[Stored records]
###
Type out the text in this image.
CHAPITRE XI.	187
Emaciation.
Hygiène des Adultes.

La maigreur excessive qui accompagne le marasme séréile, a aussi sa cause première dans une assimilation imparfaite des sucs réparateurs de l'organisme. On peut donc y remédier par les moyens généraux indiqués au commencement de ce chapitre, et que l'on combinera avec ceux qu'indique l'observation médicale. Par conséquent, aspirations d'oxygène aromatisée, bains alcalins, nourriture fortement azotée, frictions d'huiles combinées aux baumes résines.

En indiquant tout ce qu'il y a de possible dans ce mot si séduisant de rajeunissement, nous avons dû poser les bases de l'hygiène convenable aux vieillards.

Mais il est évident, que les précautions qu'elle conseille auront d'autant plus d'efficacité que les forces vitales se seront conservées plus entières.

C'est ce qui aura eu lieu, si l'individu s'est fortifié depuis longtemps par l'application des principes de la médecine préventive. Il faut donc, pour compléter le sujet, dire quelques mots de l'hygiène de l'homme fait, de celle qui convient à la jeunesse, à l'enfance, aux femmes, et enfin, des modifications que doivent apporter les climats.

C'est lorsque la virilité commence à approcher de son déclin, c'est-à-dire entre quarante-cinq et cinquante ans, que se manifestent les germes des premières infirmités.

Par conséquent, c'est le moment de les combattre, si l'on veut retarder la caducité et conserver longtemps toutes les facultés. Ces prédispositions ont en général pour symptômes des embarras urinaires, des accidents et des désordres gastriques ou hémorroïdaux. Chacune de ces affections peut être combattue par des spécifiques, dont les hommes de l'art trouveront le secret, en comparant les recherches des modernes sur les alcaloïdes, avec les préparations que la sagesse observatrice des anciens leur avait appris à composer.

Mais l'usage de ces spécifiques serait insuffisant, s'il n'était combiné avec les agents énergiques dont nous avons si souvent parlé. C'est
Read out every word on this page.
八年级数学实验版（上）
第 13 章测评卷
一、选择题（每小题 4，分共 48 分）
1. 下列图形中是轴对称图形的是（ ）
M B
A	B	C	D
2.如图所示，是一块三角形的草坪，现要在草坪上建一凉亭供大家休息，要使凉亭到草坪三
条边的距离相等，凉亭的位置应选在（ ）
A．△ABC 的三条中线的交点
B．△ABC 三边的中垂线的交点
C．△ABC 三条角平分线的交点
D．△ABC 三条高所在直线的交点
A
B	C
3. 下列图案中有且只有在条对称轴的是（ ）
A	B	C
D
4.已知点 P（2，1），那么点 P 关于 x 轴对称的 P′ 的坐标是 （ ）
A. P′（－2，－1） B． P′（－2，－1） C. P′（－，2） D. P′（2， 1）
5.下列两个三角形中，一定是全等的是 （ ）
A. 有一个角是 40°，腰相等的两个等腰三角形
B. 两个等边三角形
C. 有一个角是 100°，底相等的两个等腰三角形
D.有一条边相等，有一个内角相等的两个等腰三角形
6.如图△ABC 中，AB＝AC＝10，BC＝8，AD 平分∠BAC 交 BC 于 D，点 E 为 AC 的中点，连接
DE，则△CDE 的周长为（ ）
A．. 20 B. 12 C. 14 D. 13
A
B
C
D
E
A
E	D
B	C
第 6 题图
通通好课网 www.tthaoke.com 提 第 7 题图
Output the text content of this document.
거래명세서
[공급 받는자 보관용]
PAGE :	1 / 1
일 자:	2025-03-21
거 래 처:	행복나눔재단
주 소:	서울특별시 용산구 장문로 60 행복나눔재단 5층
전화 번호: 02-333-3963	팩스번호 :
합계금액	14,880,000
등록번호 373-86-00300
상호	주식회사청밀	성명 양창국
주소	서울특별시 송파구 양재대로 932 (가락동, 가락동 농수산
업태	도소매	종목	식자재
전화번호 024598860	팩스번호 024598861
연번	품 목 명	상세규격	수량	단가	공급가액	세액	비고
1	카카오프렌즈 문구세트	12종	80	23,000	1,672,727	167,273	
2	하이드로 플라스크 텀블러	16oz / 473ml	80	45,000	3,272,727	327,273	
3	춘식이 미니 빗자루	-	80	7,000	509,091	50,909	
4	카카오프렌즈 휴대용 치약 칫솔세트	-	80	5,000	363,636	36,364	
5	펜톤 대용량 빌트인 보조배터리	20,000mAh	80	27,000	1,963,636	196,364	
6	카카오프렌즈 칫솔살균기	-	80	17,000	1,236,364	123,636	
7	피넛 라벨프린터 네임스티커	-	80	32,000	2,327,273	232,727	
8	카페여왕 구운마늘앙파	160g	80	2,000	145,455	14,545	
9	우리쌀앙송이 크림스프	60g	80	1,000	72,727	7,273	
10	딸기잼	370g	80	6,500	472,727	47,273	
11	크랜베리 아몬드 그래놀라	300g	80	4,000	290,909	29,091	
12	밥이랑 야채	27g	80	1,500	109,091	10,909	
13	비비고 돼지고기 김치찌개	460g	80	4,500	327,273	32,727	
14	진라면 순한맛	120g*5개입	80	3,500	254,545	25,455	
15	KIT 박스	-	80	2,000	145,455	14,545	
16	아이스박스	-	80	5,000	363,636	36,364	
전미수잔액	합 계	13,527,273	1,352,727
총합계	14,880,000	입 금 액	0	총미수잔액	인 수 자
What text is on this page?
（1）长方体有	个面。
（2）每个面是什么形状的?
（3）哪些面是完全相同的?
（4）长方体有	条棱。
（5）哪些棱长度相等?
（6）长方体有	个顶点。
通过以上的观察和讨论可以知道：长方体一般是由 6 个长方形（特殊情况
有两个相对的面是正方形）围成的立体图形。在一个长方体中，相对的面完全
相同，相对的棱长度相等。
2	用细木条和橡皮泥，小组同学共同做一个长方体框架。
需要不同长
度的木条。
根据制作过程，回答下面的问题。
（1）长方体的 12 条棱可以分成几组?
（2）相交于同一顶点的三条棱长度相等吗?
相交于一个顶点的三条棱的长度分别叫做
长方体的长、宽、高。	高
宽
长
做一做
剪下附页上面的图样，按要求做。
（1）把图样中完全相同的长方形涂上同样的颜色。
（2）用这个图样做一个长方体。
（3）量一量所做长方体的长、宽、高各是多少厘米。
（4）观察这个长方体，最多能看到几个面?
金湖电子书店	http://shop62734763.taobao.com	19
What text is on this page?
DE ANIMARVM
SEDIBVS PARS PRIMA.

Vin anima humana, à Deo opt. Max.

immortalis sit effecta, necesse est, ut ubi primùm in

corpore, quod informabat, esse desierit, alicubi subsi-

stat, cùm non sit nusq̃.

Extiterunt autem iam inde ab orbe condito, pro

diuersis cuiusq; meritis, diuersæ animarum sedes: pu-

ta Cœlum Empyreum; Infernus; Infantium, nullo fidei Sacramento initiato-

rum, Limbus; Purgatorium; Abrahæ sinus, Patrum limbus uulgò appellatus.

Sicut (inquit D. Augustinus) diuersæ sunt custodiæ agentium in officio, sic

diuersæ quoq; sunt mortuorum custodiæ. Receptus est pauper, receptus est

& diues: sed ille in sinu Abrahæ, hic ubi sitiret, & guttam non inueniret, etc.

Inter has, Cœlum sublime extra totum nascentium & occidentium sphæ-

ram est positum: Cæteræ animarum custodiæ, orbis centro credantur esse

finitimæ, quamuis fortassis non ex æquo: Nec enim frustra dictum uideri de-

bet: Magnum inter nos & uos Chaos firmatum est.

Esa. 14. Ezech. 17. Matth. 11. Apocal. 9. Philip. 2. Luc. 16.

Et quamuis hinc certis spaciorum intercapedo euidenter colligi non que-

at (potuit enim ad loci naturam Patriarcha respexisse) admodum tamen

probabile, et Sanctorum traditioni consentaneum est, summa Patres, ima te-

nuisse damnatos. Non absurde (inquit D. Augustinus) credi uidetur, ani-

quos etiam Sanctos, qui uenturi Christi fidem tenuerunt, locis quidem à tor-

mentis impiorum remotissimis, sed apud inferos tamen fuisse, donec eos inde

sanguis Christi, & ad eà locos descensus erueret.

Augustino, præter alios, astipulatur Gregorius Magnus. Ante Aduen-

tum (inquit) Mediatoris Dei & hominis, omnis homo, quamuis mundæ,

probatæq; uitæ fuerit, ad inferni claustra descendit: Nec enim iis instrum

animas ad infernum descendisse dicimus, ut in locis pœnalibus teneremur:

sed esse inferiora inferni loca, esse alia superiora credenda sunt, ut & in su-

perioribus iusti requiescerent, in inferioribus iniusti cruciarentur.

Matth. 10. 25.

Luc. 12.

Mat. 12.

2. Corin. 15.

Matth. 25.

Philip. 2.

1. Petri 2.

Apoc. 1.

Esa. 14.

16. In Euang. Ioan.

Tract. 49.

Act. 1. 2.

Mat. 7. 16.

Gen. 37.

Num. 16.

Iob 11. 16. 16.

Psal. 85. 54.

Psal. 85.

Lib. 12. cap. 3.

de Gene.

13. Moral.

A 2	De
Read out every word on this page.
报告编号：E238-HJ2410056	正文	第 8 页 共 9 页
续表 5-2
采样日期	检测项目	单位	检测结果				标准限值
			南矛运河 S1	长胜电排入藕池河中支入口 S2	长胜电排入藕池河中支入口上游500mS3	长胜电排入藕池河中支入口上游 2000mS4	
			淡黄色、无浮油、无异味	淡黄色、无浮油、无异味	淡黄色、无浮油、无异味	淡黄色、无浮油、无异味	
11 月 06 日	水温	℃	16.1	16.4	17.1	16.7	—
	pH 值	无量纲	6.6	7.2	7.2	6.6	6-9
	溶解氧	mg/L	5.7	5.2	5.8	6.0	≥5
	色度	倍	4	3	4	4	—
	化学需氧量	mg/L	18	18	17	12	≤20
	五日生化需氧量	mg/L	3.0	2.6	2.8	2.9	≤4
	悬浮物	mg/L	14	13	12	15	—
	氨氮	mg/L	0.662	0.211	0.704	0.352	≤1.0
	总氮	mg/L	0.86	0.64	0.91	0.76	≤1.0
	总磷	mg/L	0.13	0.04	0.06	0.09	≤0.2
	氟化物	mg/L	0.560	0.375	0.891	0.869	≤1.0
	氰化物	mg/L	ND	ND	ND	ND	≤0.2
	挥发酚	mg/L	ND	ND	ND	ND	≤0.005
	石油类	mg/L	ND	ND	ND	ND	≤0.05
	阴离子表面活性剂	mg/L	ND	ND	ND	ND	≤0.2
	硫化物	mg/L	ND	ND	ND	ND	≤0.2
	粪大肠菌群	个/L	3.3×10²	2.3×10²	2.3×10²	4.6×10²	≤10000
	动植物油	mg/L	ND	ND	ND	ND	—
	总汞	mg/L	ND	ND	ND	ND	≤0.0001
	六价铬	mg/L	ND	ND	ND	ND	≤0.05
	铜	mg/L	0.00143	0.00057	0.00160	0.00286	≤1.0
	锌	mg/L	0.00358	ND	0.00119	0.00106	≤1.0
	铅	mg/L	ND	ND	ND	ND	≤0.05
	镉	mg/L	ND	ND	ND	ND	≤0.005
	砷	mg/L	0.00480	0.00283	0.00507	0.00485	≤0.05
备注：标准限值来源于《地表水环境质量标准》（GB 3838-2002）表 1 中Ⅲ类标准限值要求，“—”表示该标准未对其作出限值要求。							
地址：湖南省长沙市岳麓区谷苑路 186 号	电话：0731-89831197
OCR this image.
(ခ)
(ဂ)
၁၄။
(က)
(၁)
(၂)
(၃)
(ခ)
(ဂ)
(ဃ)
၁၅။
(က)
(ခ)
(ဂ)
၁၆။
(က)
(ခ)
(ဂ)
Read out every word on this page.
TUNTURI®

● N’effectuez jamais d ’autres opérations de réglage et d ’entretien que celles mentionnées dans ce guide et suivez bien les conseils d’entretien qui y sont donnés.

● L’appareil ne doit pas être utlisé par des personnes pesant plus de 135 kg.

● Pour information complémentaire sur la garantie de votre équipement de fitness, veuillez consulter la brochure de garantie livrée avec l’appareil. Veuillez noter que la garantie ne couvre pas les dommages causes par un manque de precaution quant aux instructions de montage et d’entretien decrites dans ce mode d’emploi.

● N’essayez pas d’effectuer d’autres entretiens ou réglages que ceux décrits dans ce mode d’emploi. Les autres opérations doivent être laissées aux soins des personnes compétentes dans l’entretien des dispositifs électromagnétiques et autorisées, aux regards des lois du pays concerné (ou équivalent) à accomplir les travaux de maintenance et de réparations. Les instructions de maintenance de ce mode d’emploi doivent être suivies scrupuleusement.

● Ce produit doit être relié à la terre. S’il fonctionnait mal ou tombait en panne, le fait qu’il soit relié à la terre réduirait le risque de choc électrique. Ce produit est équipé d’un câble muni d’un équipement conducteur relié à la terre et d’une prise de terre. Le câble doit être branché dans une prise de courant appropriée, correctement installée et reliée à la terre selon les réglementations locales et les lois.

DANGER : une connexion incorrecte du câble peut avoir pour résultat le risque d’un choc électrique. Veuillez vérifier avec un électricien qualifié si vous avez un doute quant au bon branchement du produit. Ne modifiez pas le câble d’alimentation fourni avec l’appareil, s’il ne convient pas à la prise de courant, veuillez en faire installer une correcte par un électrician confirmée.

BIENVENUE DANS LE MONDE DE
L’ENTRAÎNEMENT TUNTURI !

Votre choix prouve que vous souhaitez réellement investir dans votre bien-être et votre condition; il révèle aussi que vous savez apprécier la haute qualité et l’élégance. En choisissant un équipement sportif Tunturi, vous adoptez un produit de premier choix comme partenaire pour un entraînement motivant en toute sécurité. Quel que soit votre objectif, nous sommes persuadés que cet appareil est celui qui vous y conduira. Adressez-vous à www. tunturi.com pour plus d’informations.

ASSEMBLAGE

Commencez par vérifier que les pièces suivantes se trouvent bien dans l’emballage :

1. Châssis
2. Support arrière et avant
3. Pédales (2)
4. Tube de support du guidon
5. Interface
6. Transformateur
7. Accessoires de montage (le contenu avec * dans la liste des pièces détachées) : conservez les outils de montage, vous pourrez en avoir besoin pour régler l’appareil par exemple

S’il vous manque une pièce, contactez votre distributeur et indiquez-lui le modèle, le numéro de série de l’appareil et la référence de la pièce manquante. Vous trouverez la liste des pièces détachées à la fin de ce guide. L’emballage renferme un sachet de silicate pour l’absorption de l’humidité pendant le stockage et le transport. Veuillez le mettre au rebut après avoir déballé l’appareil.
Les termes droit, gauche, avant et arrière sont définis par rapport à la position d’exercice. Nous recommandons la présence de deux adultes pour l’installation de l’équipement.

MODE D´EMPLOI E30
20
###
## What is asked
Search the records above for "행복나눔재단". Copy each line where it is found.

## Problem solution
거 래 처:	행복나눔재단
주 소:	서울특별시 용산구 장문로 60 행복나눔재단 5층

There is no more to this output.